**STATED GOAL**
Each line that holds the word "name" counts once; give the total number of such lines and nothing else.

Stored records
################

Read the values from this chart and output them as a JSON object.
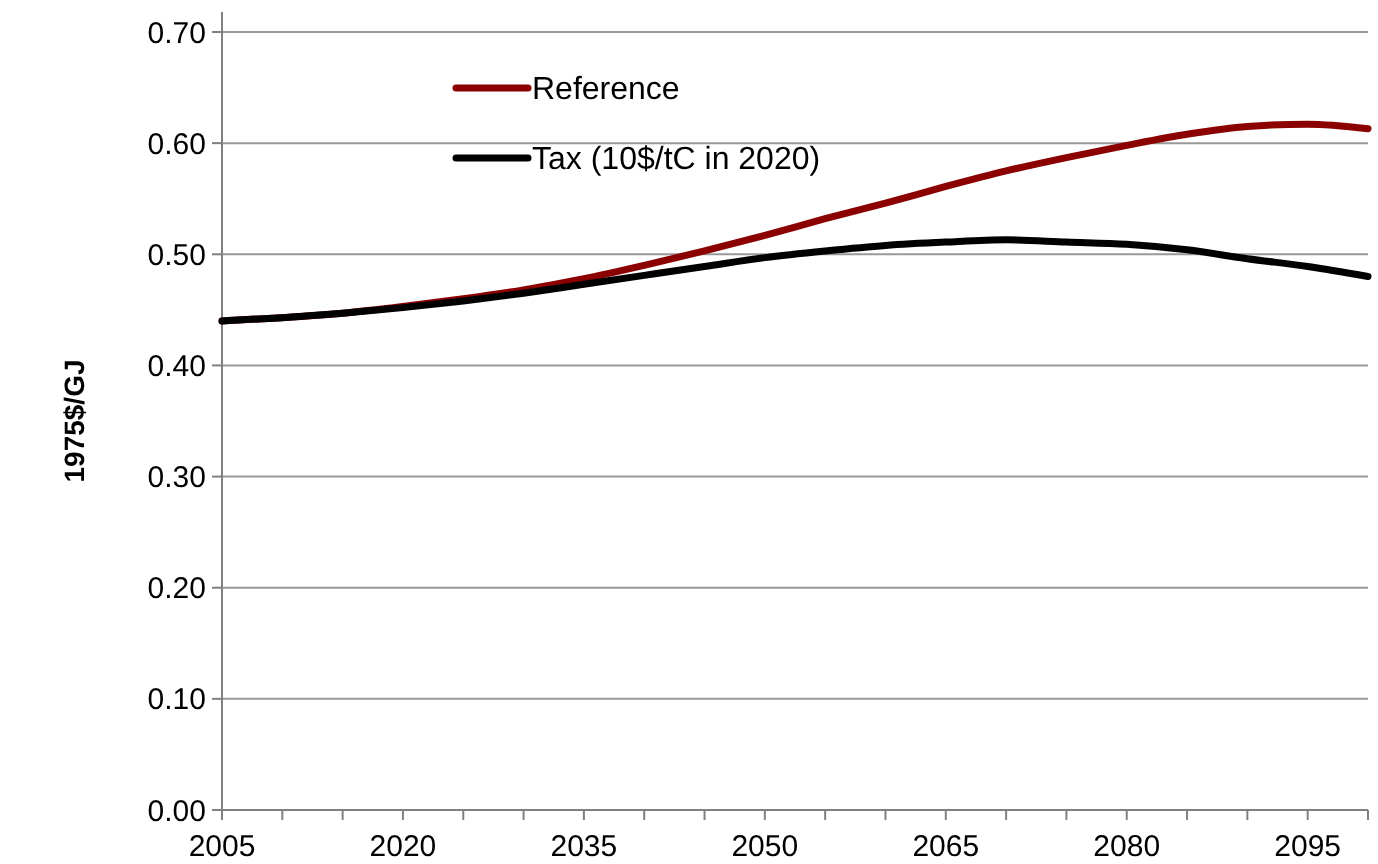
{
  "chart_data": {
    "type": "line",
    "ylabel": "1975$/GJ",
    "x": [
      2005,
      2010,
      2015,
      2020,
      2025,
      2030,
      2035,
      2040,
      2045,
      2050,
      2055,
      2060,
      2065,
      2070,
      2075,
      2080,
      2085,
      2090,
      2095,
      2100
    ],
    "series": [
      {
        "name": "Reference",
        "color": "#8b0000",
        "values": [
          0.44,
          0.443,
          0.447,
          0.453,
          0.46,
          0.468,
          0.478,
          0.49,
          0.503,
          0.517,
          0.532,
          0.546,
          0.561,
          0.575,
          0.587,
          0.598,
          0.608,
          0.615,
          0.617,
          0.613
        ]
      },
      {
        "name": "Tax (10$/tC in 2020)",
        "color": "#000000",
        "values": [
          0.44,
          0.443,
          0.447,
          0.452,
          0.458,
          0.465,
          0.473,
          0.481,
          0.489,
          0.497,
          0.503,
          0.508,
          0.511,
          0.513,
          0.511,
          0.509,
          0.504,
          0.496,
          0.489,
          0.48
        ]
      }
    ],
    "xlim": [
      2005,
      2100
    ],
    "xticks": [
      2005,
      {
        "value": 2010,
        "label": null
      },
      {
        "value": 2015,
        "label": null
      },
      2020,
      {
        "value": 2025,
        "label": null
      },
      {
        "value": 2030,
        "label": null
      },
      2035,
      {
        "value": 2040,
        "label": null
      },
      {
        "value": 2045,
        "label": null
      },
      2050,
      {
        "value": 2055,
        "label": null
      },
      {
        "value": 2060,
        "label": null
      },
      2065,
      {
        "value": 2070,
        "label": null
      },
      {
        "value": 2075,
        "label": null
      },
      2080,
      {
        "value": 2085,
        "label": null
      },
      {
        "value": 2090,
        "label": null
      },
      2095,
      {
        "value": 2100,
        "label": null
      }
    ],
    "ylim": [
      0,
      0.7
    ],
    "yticks": [
      {
        "value": 0,
        "label": "0.00"
      },
      {
        "value": 0.1,
        "label": "0.10"
      },
      {
        "value": 0.2,
        "label": "0.20"
      },
      {
        "value": 0.3,
        "label": "0.30"
      },
      {
        "value": 0.4,
        "label": "0.40"
      },
      {
        "value": 0.5,
        "label": "0.50"
      },
      {
        "value": 0.6,
        "label": "0.60"
      },
      {
        "value": 0.7,
        "label": "0.70"
      }
    ],
    "grid": "y",
    "legend": "top left",
    "marker": "none",
    "line_style": "solid"
  }
}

################

**ANSWER TO THIS TASK**
2